>> start

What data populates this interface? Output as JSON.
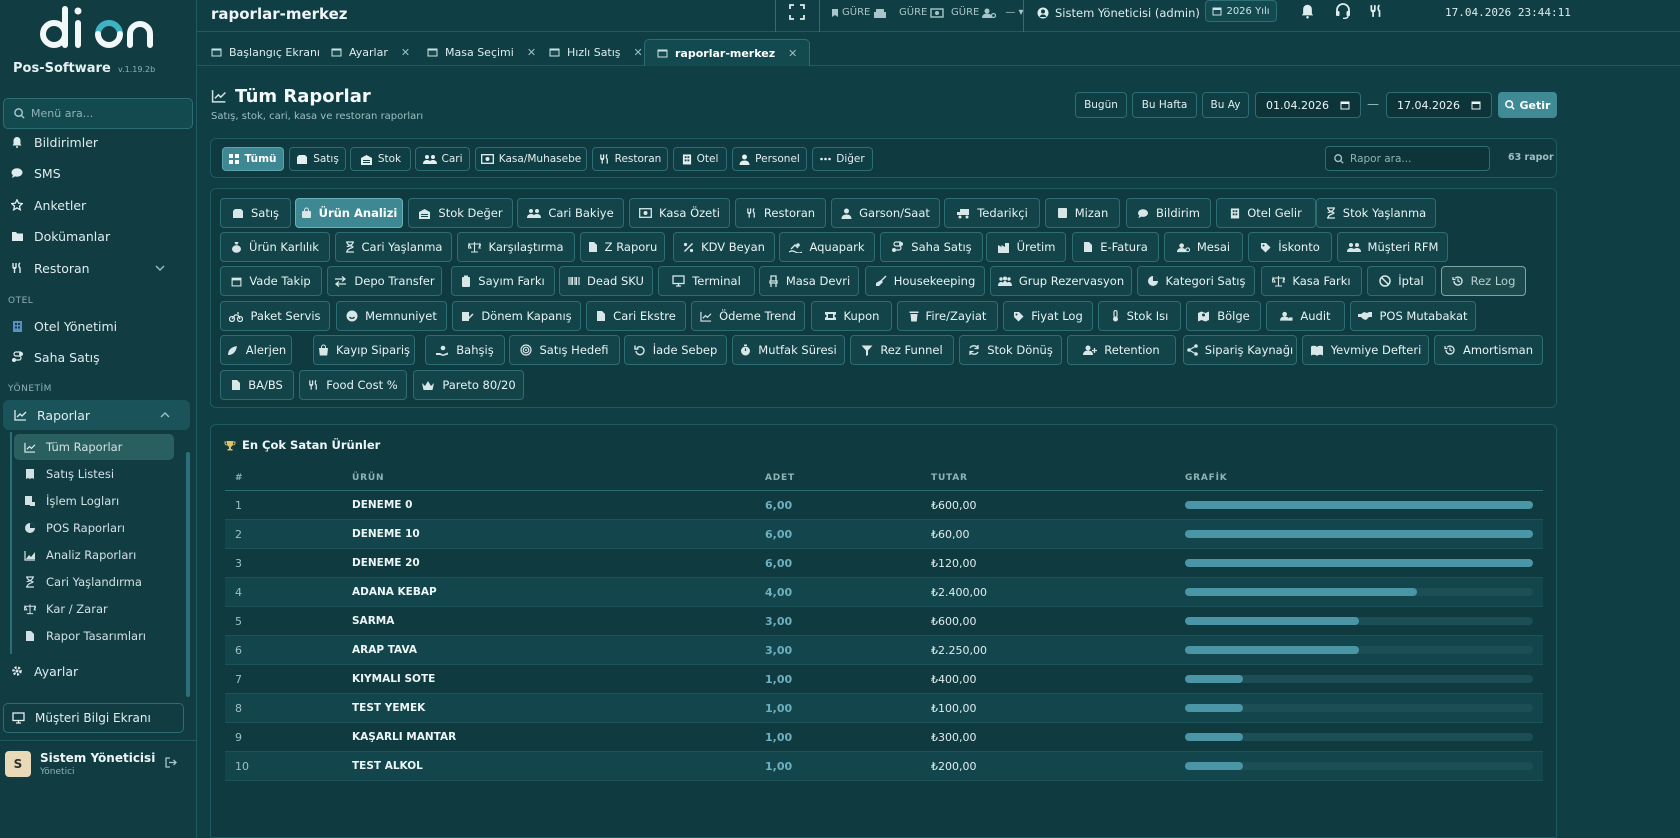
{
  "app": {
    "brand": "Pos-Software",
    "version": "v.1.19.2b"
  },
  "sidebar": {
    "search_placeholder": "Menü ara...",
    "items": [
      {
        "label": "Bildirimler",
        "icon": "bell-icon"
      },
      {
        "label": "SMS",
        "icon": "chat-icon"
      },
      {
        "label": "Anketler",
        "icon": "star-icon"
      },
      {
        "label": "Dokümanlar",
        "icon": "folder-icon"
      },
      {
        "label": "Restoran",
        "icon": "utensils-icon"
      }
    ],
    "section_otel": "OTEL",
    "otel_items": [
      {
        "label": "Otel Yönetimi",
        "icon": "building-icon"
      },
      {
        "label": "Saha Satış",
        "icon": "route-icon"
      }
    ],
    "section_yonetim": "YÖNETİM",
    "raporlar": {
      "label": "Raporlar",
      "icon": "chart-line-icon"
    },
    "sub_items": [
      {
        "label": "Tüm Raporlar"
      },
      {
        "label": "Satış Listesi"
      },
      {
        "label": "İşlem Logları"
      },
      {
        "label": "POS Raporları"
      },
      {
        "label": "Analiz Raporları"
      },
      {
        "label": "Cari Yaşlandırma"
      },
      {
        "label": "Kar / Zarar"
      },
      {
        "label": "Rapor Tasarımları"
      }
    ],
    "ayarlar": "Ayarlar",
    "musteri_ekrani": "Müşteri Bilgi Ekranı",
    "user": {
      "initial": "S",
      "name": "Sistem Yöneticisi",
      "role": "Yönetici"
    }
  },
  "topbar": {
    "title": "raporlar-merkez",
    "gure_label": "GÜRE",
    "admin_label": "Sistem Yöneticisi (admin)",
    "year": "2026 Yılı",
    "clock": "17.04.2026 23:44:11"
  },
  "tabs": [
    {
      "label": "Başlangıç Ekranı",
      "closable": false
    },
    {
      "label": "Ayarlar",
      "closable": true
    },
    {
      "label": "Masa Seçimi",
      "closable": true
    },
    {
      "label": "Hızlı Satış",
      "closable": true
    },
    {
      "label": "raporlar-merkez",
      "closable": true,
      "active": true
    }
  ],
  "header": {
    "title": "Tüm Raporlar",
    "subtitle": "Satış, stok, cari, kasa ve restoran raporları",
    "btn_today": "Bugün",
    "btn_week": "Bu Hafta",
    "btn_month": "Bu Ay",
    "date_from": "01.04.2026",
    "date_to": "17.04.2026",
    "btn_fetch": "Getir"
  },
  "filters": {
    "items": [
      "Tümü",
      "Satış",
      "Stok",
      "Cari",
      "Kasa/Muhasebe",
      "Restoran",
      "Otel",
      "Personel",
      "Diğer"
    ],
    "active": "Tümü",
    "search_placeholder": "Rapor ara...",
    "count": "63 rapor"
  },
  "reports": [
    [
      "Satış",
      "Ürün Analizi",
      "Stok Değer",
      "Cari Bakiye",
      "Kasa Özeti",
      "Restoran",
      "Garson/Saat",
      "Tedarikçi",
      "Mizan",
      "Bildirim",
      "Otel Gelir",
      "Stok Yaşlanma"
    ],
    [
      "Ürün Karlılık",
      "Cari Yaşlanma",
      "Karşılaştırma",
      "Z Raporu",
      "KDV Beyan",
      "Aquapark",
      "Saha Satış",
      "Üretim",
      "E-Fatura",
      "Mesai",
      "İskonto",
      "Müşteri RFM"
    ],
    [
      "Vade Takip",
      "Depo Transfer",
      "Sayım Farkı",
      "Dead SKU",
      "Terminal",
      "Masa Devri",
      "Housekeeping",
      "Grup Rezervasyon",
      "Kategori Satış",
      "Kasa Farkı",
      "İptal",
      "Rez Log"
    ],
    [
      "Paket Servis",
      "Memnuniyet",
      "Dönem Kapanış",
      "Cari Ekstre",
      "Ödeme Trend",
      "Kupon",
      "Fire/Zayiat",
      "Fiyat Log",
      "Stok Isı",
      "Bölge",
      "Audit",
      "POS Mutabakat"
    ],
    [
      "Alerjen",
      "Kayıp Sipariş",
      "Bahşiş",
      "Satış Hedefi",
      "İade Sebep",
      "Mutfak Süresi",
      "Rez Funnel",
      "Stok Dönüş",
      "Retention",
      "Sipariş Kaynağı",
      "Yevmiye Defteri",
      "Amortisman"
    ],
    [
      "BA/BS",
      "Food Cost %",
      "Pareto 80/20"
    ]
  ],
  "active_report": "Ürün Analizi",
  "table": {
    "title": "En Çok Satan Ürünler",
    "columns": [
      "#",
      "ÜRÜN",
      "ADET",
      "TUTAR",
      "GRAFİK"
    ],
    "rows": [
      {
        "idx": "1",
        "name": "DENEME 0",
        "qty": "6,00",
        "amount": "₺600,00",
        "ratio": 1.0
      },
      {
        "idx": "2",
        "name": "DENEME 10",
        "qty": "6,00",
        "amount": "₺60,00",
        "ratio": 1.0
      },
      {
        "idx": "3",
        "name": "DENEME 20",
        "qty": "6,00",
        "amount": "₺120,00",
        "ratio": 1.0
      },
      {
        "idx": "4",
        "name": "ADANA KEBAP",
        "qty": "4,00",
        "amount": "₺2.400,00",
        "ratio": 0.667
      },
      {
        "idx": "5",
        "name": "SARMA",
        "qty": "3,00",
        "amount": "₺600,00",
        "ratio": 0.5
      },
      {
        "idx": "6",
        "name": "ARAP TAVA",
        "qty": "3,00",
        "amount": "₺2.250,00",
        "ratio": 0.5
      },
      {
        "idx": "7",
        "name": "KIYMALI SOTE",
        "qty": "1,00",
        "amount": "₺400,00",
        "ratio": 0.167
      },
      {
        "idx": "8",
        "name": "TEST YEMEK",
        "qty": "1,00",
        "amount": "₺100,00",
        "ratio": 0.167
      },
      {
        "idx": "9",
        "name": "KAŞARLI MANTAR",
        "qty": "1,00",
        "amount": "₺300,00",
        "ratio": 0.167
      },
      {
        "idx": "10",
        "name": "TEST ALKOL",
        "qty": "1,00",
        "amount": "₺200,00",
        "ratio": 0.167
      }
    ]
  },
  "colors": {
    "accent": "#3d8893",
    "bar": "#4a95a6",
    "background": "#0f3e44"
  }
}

>> end
>> start

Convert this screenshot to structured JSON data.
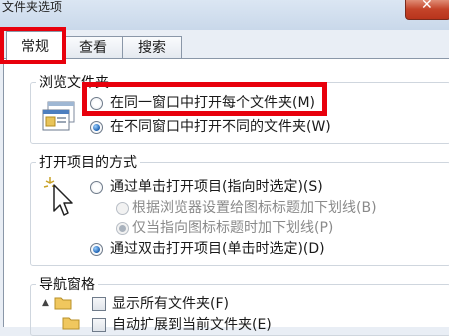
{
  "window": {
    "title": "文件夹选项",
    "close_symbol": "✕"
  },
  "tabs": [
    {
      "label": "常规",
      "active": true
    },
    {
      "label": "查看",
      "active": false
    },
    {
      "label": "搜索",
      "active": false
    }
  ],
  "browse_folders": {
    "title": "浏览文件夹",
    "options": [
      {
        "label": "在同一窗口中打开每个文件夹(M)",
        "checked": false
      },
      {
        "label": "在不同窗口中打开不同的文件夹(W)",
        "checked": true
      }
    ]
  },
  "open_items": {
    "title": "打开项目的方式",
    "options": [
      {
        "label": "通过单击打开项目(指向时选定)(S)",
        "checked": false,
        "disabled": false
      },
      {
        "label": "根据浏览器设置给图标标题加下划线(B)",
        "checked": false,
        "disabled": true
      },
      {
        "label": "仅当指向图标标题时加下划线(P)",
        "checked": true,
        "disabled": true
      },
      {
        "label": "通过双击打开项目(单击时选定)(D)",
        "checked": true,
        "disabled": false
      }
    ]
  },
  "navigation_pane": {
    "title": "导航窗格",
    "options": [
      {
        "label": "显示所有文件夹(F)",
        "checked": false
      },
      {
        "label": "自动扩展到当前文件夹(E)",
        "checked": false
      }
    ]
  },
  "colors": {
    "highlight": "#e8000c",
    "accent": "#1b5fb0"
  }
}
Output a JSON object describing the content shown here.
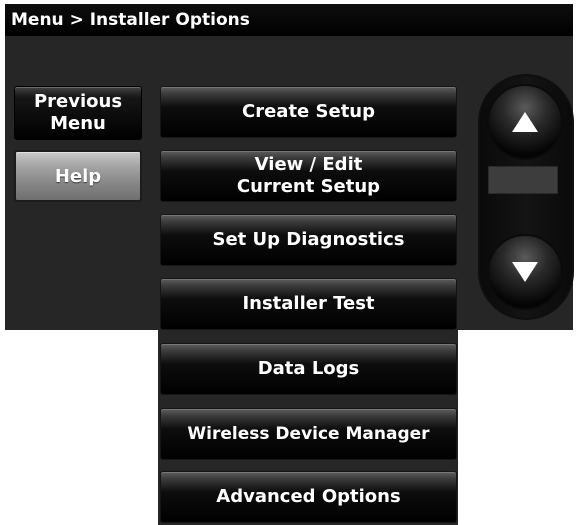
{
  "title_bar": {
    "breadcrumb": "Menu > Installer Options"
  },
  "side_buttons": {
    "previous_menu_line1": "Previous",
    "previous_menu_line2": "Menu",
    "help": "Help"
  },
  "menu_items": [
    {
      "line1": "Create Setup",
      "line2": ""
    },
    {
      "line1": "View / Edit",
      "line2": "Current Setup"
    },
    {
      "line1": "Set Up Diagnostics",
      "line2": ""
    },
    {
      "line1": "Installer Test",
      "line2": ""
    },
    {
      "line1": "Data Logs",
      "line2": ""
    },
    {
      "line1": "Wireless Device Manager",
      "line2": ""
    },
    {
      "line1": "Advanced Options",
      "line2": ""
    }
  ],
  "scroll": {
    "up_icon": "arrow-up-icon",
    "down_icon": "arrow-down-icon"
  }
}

>> end

What the exercise asks :: Each line that holds the word "DENEME" should be extracted from the records.

Exercise answer ::
        "name": "DENEME 0",
        "name": "DENEME 10",
        "name": "DENEME 20",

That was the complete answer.